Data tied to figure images
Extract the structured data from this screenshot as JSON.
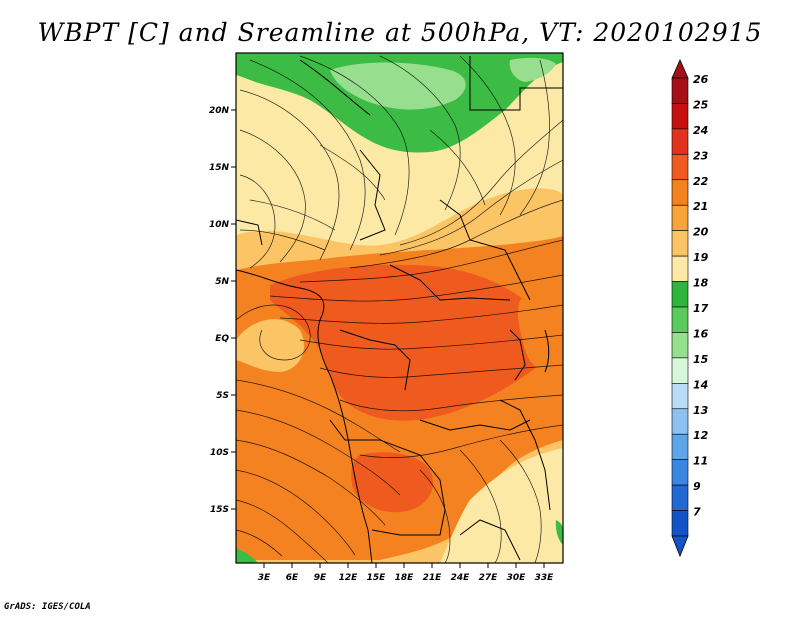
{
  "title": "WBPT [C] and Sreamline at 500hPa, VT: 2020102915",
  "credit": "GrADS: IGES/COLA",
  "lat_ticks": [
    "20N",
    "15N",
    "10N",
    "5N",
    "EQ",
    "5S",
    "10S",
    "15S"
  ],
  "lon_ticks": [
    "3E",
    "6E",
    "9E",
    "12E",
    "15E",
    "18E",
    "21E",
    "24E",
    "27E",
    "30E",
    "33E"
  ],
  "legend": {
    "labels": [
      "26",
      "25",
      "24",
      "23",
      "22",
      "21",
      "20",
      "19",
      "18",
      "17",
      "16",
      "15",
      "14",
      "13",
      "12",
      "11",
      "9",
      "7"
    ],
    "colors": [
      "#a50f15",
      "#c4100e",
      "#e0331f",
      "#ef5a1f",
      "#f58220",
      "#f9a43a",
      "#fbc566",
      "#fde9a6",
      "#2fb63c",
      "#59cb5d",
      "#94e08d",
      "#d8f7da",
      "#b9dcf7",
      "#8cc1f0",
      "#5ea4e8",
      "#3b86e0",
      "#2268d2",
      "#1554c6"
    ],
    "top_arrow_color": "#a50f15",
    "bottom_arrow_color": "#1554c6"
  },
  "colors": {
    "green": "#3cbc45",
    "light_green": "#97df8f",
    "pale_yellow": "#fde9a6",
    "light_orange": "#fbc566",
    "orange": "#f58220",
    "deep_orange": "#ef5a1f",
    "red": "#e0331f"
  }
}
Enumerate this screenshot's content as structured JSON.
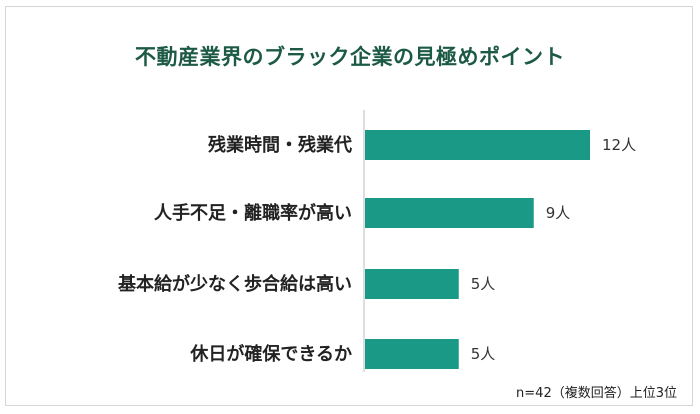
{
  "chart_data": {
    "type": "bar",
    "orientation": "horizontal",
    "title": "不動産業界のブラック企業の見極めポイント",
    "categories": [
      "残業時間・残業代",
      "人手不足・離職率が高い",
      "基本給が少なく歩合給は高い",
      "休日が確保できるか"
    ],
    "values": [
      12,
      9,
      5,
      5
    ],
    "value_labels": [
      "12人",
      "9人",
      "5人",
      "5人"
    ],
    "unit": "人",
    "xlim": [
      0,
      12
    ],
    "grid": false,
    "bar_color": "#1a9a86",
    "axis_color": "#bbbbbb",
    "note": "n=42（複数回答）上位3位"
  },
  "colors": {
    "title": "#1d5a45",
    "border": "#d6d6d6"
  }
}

**Stated problem:** Using the listing above, locate the lines that hold "JSON" and copy each one.

**Reply:**
Extract the structured data from this screenshot as JSON.
Enumerate this screenshot's content as structured JSON.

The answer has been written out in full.